Stored records:
────────────────────────────────────────
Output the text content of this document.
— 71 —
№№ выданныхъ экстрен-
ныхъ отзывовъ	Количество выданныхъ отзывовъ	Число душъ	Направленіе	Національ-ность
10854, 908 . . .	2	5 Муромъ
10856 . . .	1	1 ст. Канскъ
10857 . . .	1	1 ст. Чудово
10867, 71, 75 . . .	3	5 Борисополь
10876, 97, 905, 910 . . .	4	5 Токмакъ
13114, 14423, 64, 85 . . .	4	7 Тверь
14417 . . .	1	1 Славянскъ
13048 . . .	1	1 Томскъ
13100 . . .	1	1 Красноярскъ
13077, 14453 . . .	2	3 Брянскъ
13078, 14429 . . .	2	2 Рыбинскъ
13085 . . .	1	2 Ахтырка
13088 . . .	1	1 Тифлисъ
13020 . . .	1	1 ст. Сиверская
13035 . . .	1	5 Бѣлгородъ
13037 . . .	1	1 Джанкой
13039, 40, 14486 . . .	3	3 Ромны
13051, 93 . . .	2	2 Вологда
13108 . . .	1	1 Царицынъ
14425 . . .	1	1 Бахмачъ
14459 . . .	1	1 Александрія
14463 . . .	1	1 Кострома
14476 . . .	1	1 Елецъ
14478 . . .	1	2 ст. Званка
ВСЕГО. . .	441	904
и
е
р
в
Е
────────────────────────────────────────
=== EXERCISE AIM ===
Quote each line of the data above exactly as written.

=== ANSWER ===
Output the text content of this document.
— 71 —
№№ выданныхъ экстрен-
ныхъ отзывовъ	Количество выданныхъ отзывовъ	Число душъ	Направленіе	Національ-ность
10854, 908 . . .	2	5 Муромъ
10856 . . .	1	1 ст. Канскъ
10857 . . .	1	1 ст. Чудово
10867, 71, 75 . . .	3	5 Борисополь
10876, 97, 905, 910 . . .	4	5 Токмакъ
13114, 14423, 64, 85 . . .	4	7 Тверь
14417 . . .	1	1 Славянскъ
13048 . . .	1	1 Томскъ
13100 . . .	1	1 Красноярскъ
13077, 14453 . . .	2	3 Брянскъ
13078, 14429 . . .	2	2 Рыбинскъ
13085 . . .	1	2 Ахтырка
13088 . . .	1	1 Тифлисъ
13020 . . .	1	1 ст. Сиверская
13035 . . .	1	5 Бѣлгородъ
13037 . . .	1	1 Джанкой
13039, 40, 14486 . . .	3	3 Ромны
13051, 93 . . .	2	2 Вологда
13108 . . .	1	1 Царицынъ
14425 . . .	1	1 Бахмачъ
14459 . . .	1	1 Александрія
14463 . . .	1	1 Кострома
14476 . . .	1	1 Елецъ
14478 . . .	1	2 ст. Званка
ВСЕГО. . .	441	904
и
е
р
в
Е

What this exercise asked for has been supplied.